▼▼▼

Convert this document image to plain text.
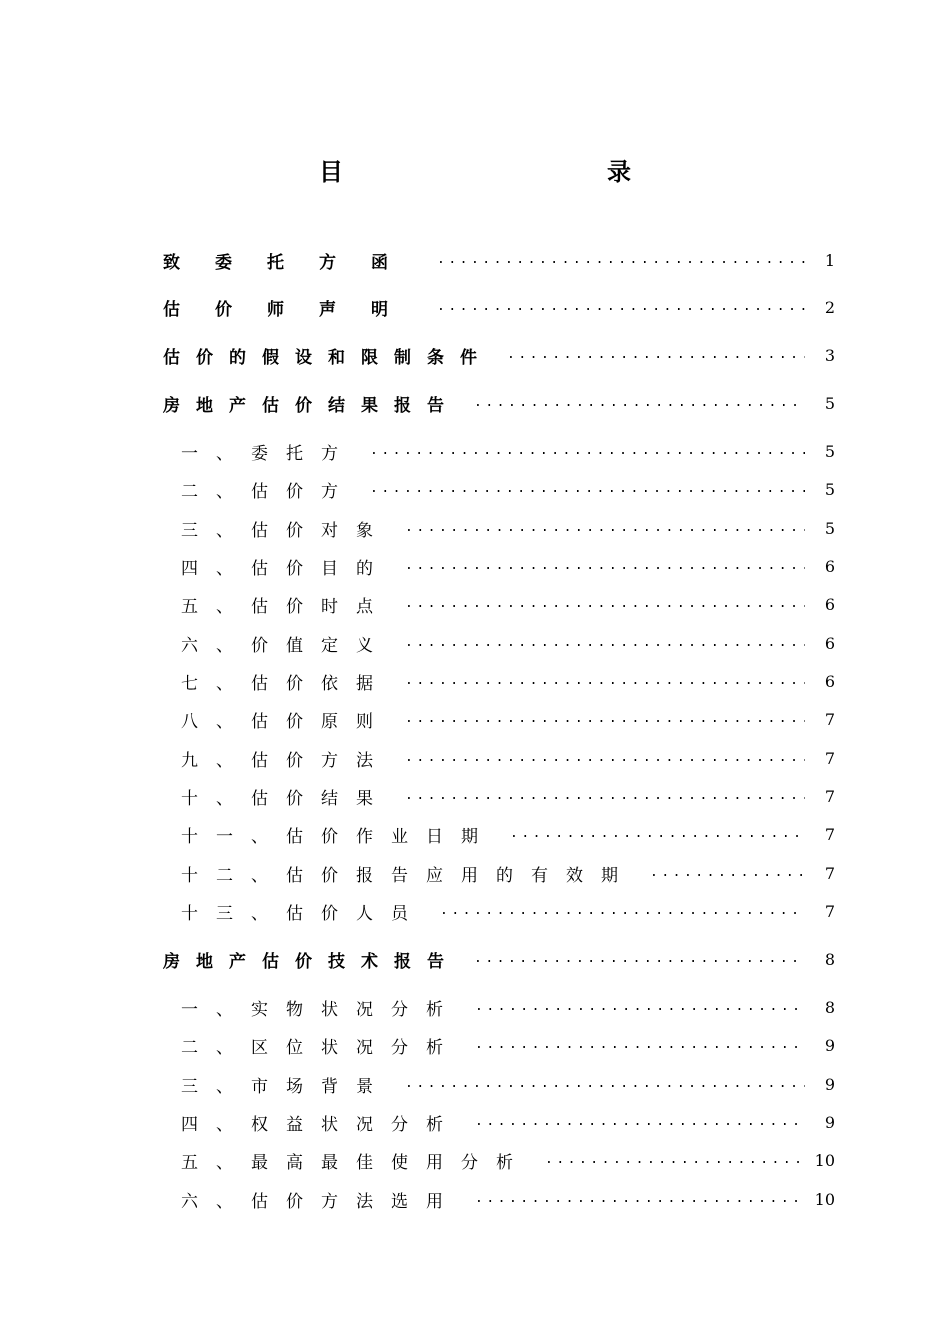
目　　录
致委托方函 .....	1
估价师声明 .....	2
估价的假设和限制条件 .....	3
房地产估价结果报告 .....	5
一、委托方 .....	5
二、估价方 .....	5
三、估价对象 .....	5
四、估价目的 .....	6
五、估价时点 .....	6
六、价值定义 .....	6
七、估价依据 .....	6
八、估价原则 .....	7
九、估价方法 .....	7
十、估价结果 .....	7
十一、估价作业日期 .....	7
十二、估价报告应用的有效期 .....	7
十三、估价人员 .....	7
房地产估价技术报告 .....	8
一、实物状况分析 .....	8
二、区位状况分析 .....	9
三、市场背景 .....	9
四、权益状况分析 .....	9
五、最高最佳使用分析 .....	10
六、估价方法选用 .....	10
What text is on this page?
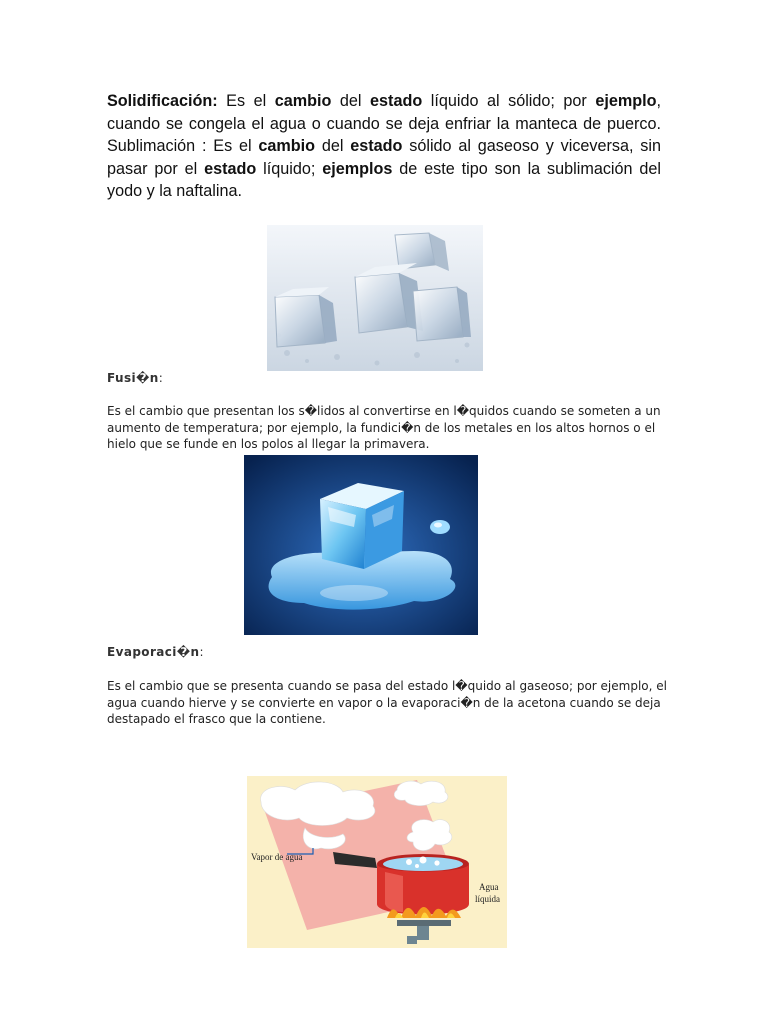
Solidificación: Es el cambio del estado líquido al sólido; por ejemplo, cuando se congela el agua o cuando se deja enfriar la manteca de puerco. Sublimación : Es el cambio del estado sólido al gaseoso y viceversa, sin pasar por el estado líquido; ejemplos de este tipo son la sublimación del yodo y la naftalina.

Fusi�n:

Es el cambio que presentan los s�lidos al convertirse en l�quidos cuando se someten a un aumento de temperatura; por ejemplo, la fundici�n de los metales en los altos hornos o el hielo que se funde en los polos al llegar la primavera.

Evaporaci�n:

Es el cambio que se presenta cuando se pasa del estado l�quido al gaseoso; por ejemplo, el agua cuando hierve y se convierte en vapor o la evaporaci�n de la acetona cuando se deja destapado el frasco que la contiene.

Vapor de agua
Agua
líquida
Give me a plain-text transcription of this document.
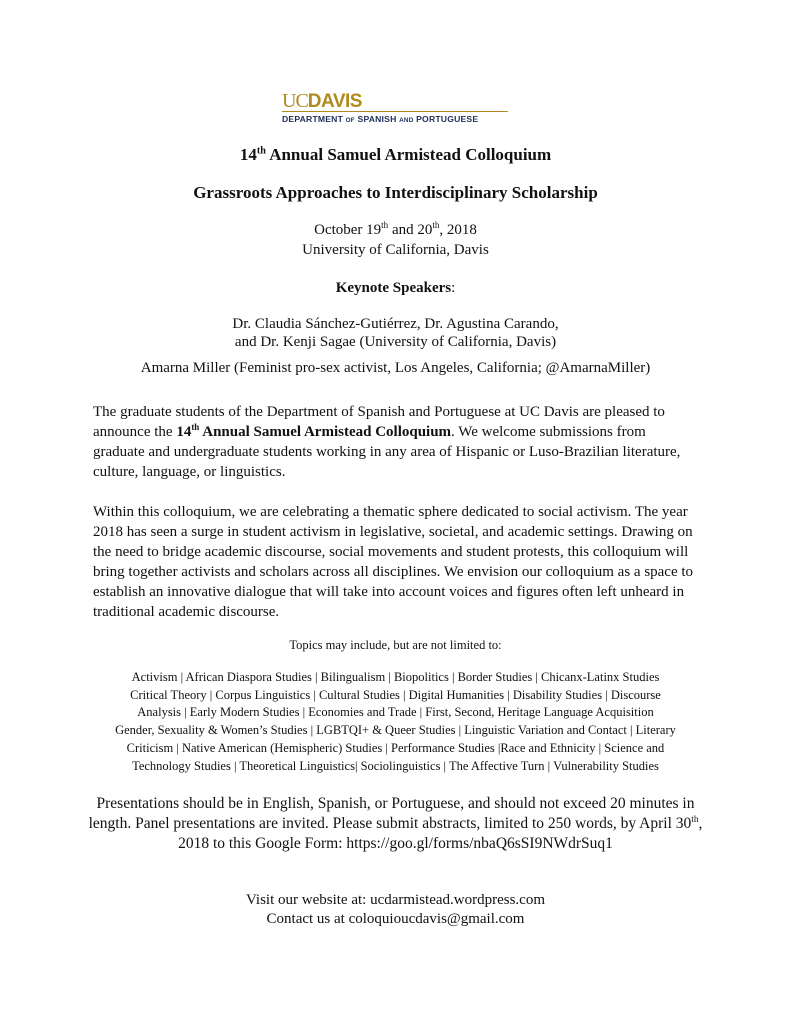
UCDAVIS
DEPARTMENT OF SPANISH AND PORTUGUESE
14th Annual Samuel Armistead Colloquium
Grassroots Approaches to Interdisciplinary Scholarship
October 19th and 20th, 2018
University of California, Davis
Keynote Speakers:
Dr. Claudia Sánchez-Gutiérrez, Dr. Agustina Carando,
and Dr. Kenji Sagae (University of California, Davis)
Amarna Miller (Feminist pro-sex activist, Los Angeles, California; @AmarnaMiller)
The graduate students of the Department of Spanish and Portuguese at UC Davis are pleased to announce the 14th Annual Samuel Armistead Colloquium. We welcome submissions from graduate and undergraduate students working in any area of Hispanic or Luso-Brazilian literature, culture, language, or linguistics.
Within this colloquium, we are celebrating a thematic sphere dedicated to social activism. The year 2018 has seen a surge in student activism in legislative, societal, and academic settings. Drawing on the need to bridge academic discourse, social movements and student protests, this colloquium will bring together activists and scholars across all disciplines. We envision our colloquium as a space to establish an innovative dialogue that will take into account voices and figures often left unheard in traditional academic discourse.
Topics may include, but are not limited to:
Activism | African Diaspora Studies | Bilingualism | Biopolitics | Border Studies | Chicanx-Latinx Studies
Critical Theory | Corpus Linguistics | Cultural Studies | Digital Humanities | Disability Studies | Discourse
Analysis | Early Modern Studies | Economies and Trade | First, Second, Heritage Language Acquisition
Gender, Sexuality & Women’s Studies | LGBTQI+ & Queer Studies | Linguistic Variation and Contact | Literary
Criticism | Native American (Hemispheric) Studies | Performance Studies |Race and Ethnicity | Science and
Technology Studies | Theoretical Linguistics| Sociolinguistics | The Affective Turn | Vulnerability Studies
Presentations should be in English, Spanish, or Portuguese, and should not exceed 20 minutes in
length. Panel presentations are invited. Please submit abstracts, limited to 250 words, by April 30th,
2018 to this Google Form: https://goo.gl/forms/nbaQ6sSI9NWdrSuq1
Visit our website at: ucdarmistead.wordpress.com
Contact us at coloquioucdavis@gmail.com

▲▲▲

* _THE EXERCISE_
Set down the material exactly, every line of it, except for the pictures.

* _SOLVED EXERCISE_
Convert this document image to plain text.
目　　录
致委托方函 .....	1
估价师声明 .....	2
估价的假设和限制条件 .....	3
房地产估价结果报告 .....	5
一、委托方 .....	5
二、估价方 .....	5
三、估价对象 .....	5
四、估价目的 .....	6
五、估价时点 .....	6
六、价值定义 .....	6
七、估价依据 .....	6
八、估价原则 .....	7
九、估价方法 .....	7
十、估价结果 .....	7
十一、估价作业日期 .....	7
十二、估价报告应用的有效期 .....	7
十三、估价人员 .....	7
房地产估价技术报告 .....	8
一、实物状况分析 .....	8
二、区位状况分析 .....	9
三、市场背景 .....	9
四、权益状况分析 .....	9
五、最高最佳使用分析 .....	10
六、估价方法选用 .....	10
What text is on this page?
Solidificación: Es el cambio del estado líquido al sólido; por ejemplo, cuando se congela el agua o cuando se deja enfriar la manteca de puerco. Sublimación : Es el cambio del estado sólido al gaseoso y viceversa, sin pasar por el estado líquido; ejemplos de este tipo son la sublimación del yodo y la naftalina.

Fusi�n:

Es el cambio que presentan los s�lidos al convertirse en l�quidos cuando se someten a un aumento de temperatura; por ejemplo, la fundici�n de los metales en los altos hornos o el hielo que se funde en los polos al llegar la primavera.

Evaporaci�n:

Es el cambio que se presenta cuando se pasa del estado l�quido al gaseoso; por ejemplo, el agua cuando hierve y se convierte en vapor o la evaporaci�n de la acetona cuando se deja destapado el frasco que la contiene.

Vapor de agua
Agua
líquida
Give me a plain-text transcription of this document.
UCDAVIS
DEPARTMENT OF SPANISH AND PORTUGUESE
14th Annual Samuel Armistead Colloquium
Grassroots Approaches to Interdisciplinary Scholarship
October 19th and 20th, 2018
University of California, Davis
Keynote Speakers:
Dr. Claudia Sánchez-Gutiérrez, Dr. Agustina Carando,
and Dr. Kenji Sagae (University of California, Davis)
Amarna Miller (Feminist pro-sex activist, Los Angeles, California; @AmarnaMiller)
The graduate students of the Department of Spanish and Portuguese at UC Davis are pleased to announce the 14th Annual Samuel Armistead Colloquium. We welcome submissions from graduate and undergraduate students working in any area of Hispanic or Luso-Brazilian literature, culture, language, or linguistics.
Within this colloquium, we are celebrating a thematic sphere dedicated to social activism. The year 2018 has seen a surge in student activism in legislative, societal, and academic settings. Drawing on the need to bridge academic discourse, social movements and student protests, this colloquium will bring together activists and scholars across all disciplines. We envision our colloquium as a space to establish an innovative dialogue that will take into account voices and figures often left unheard in traditional academic discourse.
Topics may include, but are not limited to:
Activism | African Diaspora Studies | Bilingualism | Biopolitics | Border Studies | Chicanx-Latinx Studies
Critical Theory | Corpus Linguistics | Cultural Studies | Digital Humanities | Disability Studies | Discourse
Analysis | Early Modern Studies | Economies and Trade | First, Second, Heritage Language Acquisition
Gender, Sexuality & Women’s Studies | LGBTQI+ & Queer Studies | Linguistic Variation and Contact | Literary
Criticism | Native American (Hemispheric) Studies | Performance Studies |Race and Ethnicity | Science and
Technology Studies | Theoretical Linguistics| Sociolinguistics | The Affective Turn | Vulnerability Studies
Presentations should be in English, Spanish, or Portuguese, and should not exceed 20 minutes in
length. Panel presentations are invited. Please submit abstracts, limited to 250 words, by April 30th,
2018 to this Google Form: https://goo.gl/forms/nbaQ6sSI9NWdrSuq1
Visit our website at: ucdarmistead.wordpress.com
Contact us at coloquioucdavis@gmail.com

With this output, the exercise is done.